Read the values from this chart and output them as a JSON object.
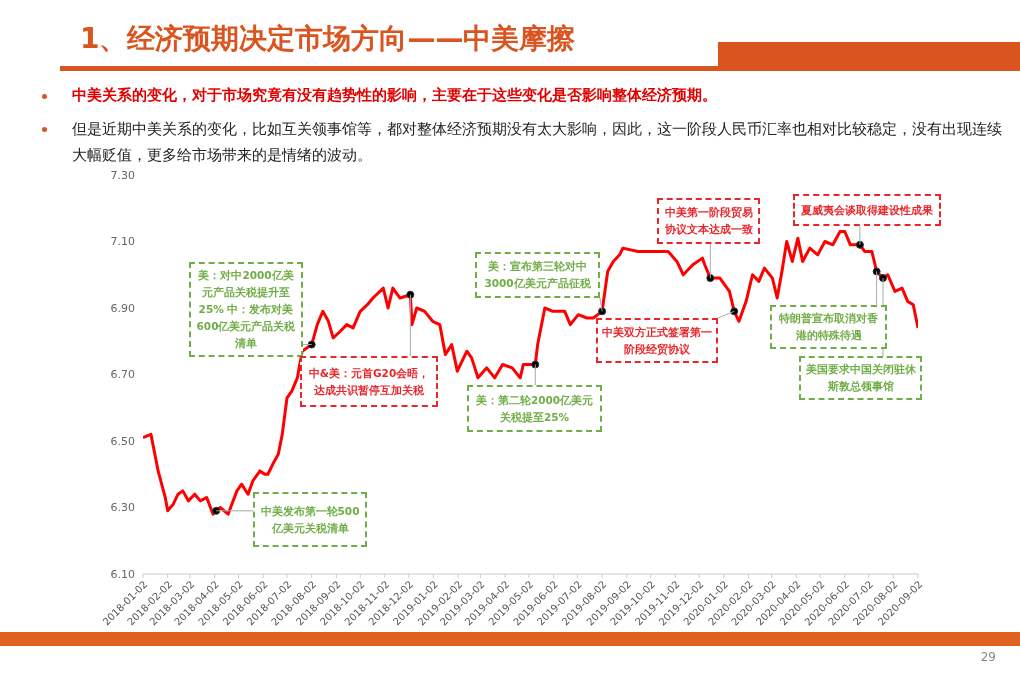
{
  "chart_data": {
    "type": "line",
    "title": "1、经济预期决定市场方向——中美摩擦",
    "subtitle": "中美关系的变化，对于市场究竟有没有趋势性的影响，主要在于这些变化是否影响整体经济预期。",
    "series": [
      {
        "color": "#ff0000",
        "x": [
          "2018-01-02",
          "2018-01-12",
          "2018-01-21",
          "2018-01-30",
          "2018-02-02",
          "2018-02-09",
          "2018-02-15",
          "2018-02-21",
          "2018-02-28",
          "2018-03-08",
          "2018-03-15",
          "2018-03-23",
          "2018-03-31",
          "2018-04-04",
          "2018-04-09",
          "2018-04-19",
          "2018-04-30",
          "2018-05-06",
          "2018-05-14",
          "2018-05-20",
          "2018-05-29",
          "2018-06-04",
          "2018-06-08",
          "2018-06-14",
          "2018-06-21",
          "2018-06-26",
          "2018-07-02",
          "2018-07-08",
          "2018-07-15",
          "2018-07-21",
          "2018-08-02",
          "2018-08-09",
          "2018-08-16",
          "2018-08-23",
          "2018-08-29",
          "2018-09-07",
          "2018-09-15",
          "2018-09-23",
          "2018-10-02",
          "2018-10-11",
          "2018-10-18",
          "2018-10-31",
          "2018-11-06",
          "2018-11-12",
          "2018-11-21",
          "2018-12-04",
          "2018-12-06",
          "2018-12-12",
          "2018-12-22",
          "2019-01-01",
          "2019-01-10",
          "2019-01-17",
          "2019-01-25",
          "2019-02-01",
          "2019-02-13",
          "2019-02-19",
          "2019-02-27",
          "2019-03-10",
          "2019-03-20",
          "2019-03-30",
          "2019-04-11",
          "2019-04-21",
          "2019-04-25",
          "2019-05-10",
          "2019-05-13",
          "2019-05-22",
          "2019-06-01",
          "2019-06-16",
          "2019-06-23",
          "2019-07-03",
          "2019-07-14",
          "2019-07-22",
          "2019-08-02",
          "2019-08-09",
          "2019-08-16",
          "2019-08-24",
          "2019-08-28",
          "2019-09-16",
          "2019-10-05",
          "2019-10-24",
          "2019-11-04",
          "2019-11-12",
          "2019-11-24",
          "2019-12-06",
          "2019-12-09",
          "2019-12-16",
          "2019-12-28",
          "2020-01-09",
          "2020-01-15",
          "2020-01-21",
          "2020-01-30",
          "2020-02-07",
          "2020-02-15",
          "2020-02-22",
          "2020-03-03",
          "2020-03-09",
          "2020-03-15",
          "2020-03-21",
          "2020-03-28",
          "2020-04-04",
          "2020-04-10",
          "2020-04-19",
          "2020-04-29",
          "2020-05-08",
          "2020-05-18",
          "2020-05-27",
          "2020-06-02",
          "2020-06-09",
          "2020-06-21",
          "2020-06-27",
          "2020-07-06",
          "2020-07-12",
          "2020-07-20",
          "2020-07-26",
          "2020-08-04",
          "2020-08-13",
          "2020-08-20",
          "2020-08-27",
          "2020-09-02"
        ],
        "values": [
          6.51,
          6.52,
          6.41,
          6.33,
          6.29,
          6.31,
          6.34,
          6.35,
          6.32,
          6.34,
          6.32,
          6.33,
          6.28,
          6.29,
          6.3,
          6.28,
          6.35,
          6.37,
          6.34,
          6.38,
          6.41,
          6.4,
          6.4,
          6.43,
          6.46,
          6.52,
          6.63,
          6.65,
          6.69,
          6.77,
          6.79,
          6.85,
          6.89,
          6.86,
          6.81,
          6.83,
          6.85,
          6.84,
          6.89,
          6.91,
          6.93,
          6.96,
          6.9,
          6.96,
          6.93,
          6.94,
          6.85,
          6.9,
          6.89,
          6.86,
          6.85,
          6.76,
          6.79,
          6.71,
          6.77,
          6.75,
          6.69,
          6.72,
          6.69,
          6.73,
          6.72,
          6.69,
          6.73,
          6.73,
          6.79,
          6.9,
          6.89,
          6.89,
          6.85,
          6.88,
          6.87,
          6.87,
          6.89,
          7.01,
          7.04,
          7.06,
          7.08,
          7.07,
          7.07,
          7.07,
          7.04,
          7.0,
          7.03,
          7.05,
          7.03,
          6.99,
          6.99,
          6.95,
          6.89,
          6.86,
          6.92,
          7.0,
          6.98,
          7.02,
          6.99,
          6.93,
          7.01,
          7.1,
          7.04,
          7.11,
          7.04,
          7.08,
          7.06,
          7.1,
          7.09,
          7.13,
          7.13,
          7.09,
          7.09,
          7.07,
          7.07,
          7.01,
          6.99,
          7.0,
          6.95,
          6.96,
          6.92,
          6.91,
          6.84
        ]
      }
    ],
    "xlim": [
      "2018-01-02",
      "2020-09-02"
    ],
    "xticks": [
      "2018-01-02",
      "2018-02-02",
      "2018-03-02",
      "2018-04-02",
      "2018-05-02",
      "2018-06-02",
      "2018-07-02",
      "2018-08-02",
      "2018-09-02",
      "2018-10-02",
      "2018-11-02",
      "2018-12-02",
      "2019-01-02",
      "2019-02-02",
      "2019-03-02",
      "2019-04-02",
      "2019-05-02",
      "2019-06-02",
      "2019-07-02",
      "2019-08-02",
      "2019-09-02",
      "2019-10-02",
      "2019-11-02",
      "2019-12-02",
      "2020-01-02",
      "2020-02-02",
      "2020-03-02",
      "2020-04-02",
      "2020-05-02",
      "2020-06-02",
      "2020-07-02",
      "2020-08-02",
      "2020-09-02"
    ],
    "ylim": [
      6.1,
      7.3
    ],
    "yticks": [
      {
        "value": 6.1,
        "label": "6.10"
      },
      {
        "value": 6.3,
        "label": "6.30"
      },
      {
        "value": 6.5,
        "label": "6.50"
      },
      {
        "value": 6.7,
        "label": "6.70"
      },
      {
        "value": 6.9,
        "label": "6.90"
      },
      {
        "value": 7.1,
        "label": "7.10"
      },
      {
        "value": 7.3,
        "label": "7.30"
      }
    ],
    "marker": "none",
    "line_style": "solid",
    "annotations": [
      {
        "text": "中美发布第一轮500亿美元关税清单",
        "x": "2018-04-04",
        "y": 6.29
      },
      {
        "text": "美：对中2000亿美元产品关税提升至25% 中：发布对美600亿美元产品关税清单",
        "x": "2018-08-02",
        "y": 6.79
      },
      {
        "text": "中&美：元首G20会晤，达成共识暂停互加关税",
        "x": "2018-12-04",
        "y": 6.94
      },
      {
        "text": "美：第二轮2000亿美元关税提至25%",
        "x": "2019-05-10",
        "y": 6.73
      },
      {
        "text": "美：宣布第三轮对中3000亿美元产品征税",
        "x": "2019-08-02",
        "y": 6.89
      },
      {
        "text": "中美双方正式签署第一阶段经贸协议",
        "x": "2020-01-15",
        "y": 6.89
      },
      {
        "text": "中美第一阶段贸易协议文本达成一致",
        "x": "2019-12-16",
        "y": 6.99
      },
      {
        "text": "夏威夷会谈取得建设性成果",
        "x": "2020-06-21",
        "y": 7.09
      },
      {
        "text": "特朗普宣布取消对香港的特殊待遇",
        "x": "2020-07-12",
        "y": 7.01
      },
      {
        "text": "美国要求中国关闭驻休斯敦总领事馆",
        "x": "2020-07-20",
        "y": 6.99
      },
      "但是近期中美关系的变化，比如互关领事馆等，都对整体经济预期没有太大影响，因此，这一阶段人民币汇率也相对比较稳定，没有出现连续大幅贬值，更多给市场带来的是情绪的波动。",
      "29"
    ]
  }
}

Short exercise: Repeat the material verbatim. Do not carry over any picture.

Final result:
Read the values from this chart and output them as a JSON object.
{
  "chart_data": {
    "type": "line",
    "title": "1、经济预期决定市场方向——中美摩擦",
    "subtitle": "中美关系的变化，对于市场究竟有没有趋势性的影响，主要在于这些变化是否影响整体经济预期。",
    "series": [
      {
        "color": "#ff0000",
        "x": [
          "2018-01-02",
          "2018-01-12",
          "2018-01-21",
          "2018-01-30",
          "2018-02-02",
          "2018-02-09",
          "2018-02-15",
          "2018-02-21",
          "2018-02-28",
          "2018-03-08",
          "2018-03-15",
          "2018-03-23",
          "2018-03-31",
          "2018-04-04",
          "2018-04-09",
          "2018-04-19",
          "2018-04-30",
          "2018-05-06",
          "2018-05-14",
          "2018-05-20",
          "2018-05-29",
          "2018-06-04",
          "2018-06-08",
          "2018-06-14",
          "2018-06-21",
          "2018-06-26",
          "2018-07-02",
          "2018-07-08",
          "2018-07-15",
          "2018-07-21",
          "2018-08-02",
          "2018-08-09",
          "2018-08-16",
          "2018-08-23",
          "2018-08-29",
          "2018-09-07",
          "2018-09-15",
          "2018-09-23",
          "2018-10-02",
          "2018-10-11",
          "2018-10-18",
          "2018-10-31",
          "2018-11-06",
          "2018-11-12",
          "2018-11-21",
          "2018-12-04",
          "2018-12-06",
          "2018-12-12",
          "2018-12-22",
          "2019-01-01",
          "2019-01-10",
          "2019-01-17",
          "2019-01-25",
          "2019-02-01",
          "2019-02-13",
          "2019-02-19",
          "2019-02-27",
          "2019-03-10",
          "2019-03-20",
          "2019-03-30",
          "2019-04-11",
          "2019-04-21",
          "2019-04-25",
          "2019-05-10",
          "2019-05-13",
          "2019-05-22",
          "2019-06-01",
          "2019-06-16",
          "2019-06-23",
          "2019-07-03",
          "2019-07-14",
          "2019-07-22",
          "2019-08-02",
          "2019-08-09",
          "2019-08-16",
          "2019-08-24",
          "2019-08-28",
          "2019-09-16",
          "2019-10-05",
          "2019-10-24",
          "2019-11-04",
          "2019-11-12",
          "2019-11-24",
          "2019-12-06",
          "2019-12-09",
          "2019-12-16",
          "2019-12-28",
          "2020-01-09",
          "2020-01-15",
          "2020-01-21",
          "2020-01-30",
          "2020-02-07",
          "2020-02-15",
          "2020-02-22",
          "2020-03-03",
          "2020-03-09",
          "2020-03-15",
          "2020-03-21",
          "2020-03-28",
          "2020-04-04",
          "2020-04-10",
          "2020-04-19",
          "2020-04-29",
          "2020-05-08",
          "2020-05-18",
          "2020-05-27",
          "2020-06-02",
          "2020-06-09",
          "2020-06-21",
          "2020-06-27",
          "2020-07-06",
          "2020-07-12",
          "2020-07-20",
          "2020-07-26",
          "2020-08-04",
          "2020-08-13",
          "2020-08-20",
          "2020-08-27",
          "2020-09-02"
        ],
        "values": [
          6.51,
          6.52,
          6.41,
          6.33,
          6.29,
          6.31,
          6.34,
          6.35,
          6.32,
          6.34,
          6.32,
          6.33,
          6.28,
          6.29,
          6.3,
          6.28,
          6.35,
          6.37,
          6.34,
          6.38,
          6.41,
          6.4,
          6.4,
          6.43,
          6.46,
          6.52,
          6.63,
          6.65,
          6.69,
          6.77,
          6.79,
          6.85,
          6.89,
          6.86,
          6.81,
          6.83,
          6.85,
          6.84,
          6.89,
          6.91,
          6.93,
          6.96,
          6.9,
          6.96,
          6.93,
          6.94,
          6.85,
          6.9,
          6.89,
          6.86,
          6.85,
          6.76,
          6.79,
          6.71,
          6.77,
          6.75,
          6.69,
          6.72,
          6.69,
          6.73,
          6.72,
          6.69,
          6.73,
          6.73,
          6.79,
          6.9,
          6.89,
          6.89,
          6.85,
          6.88,
          6.87,
          6.87,
          6.89,
          7.01,
          7.04,
          7.06,
          7.08,
          7.07,
          7.07,
          7.07,
          7.04,
          7.0,
          7.03,
          7.05,
          7.03,
          6.99,
          6.99,
          6.95,
          6.89,
          6.86,
          6.92,
          7.0,
          6.98,
          7.02,
          6.99,
          6.93,
          7.01,
          7.1,
          7.04,
          7.11,
          7.04,
          7.08,
          7.06,
          7.1,
          7.09,
          7.13,
          7.13,
          7.09,
          7.09,
          7.07,
          7.07,
          7.01,
          6.99,
          7.0,
          6.95,
          6.96,
          6.92,
          6.91,
          6.84
        ]
      }
    ],
    "xlim": [
      "2018-01-02",
      "2020-09-02"
    ],
    "xticks": [
      "2018-01-02",
      "2018-02-02",
      "2018-03-02",
      "2018-04-02",
      "2018-05-02",
      "2018-06-02",
      "2018-07-02",
      "2018-08-02",
      "2018-09-02",
      "2018-10-02",
      "2018-11-02",
      "2018-12-02",
      "2019-01-02",
      "2019-02-02",
      "2019-03-02",
      "2019-04-02",
      "2019-05-02",
      "2019-06-02",
      "2019-07-02",
      "2019-08-02",
      "2019-09-02",
      "2019-10-02",
      "2019-11-02",
      "2019-12-02",
      "2020-01-02",
      "2020-02-02",
      "2020-03-02",
      "2020-04-02",
      "2020-05-02",
      "2020-06-02",
      "2020-07-02",
      "2020-08-02",
      "2020-09-02"
    ],
    "ylim": [
      6.1,
      7.3
    ],
    "yticks": [
      {
        "value": 6.1,
        "label": "6.10"
      },
      {
        "value": 6.3,
        "label": "6.30"
      },
      {
        "value": 6.5,
        "label": "6.50"
      },
      {
        "value": 6.7,
        "label": "6.70"
      },
      {
        "value": 6.9,
        "label": "6.90"
      },
      {
        "value": 7.1,
        "label": "7.10"
      },
      {
        "value": 7.3,
        "label": "7.30"
      }
    ],
    "marker": "none",
    "line_style": "solid",
    "annotations": [
      {
        "text": "中美发布第一轮500亿美元关税清单",
        "x": "2018-04-04",
        "y": 6.29
      },
      {
        "text": "美：对中2000亿美元产品关税提升至25% 中：发布对美600亿美元产品关税清单",
        "x": "2018-08-02",
        "y": 6.79
      },
      {
        "text": "中&美：元首G20会晤，达成共识暂停互加关税",
        "x": "2018-12-04",
        "y": 6.94
      },
      {
        "text": "美：第二轮2000亿美元关税提至25%",
        "x": "2019-05-10",
        "y": 6.73
      },
      {
        "text": "美：宣布第三轮对中3000亿美元产品征税",
        "x": "2019-08-02",
        "y": 6.89
      },
      {
        "text": "中美双方正式签署第一阶段经贸协议",
        "x": "2020-01-15",
        "y": 6.89
      },
      {
        "text": "中美第一阶段贸易协议文本达成一致",
        "x": "2019-12-16",
        "y": 6.99
      },
      {
        "text": "夏威夷会谈取得建设性成果",
        "x": "2020-06-21",
        "y": 7.09
      },
      {
        "text": "特朗普宣布取消对香港的特殊待遇",
        "x": "2020-07-12",
        "y": 7.01
      },
      {
        "text": "美国要求中国关闭驻休斯敦总领事馆",
        "x": "2020-07-20",
        "y": 6.99
      },
      "但是近期中美关系的变化，比如互关领事馆等，都对整体经济预期没有太大影响，因此，这一阶段人民币汇率也相对比较稳定，没有出现连续大幅贬值，更多给市场带来的是情绪的波动。",
      "29"
    ]
  }
}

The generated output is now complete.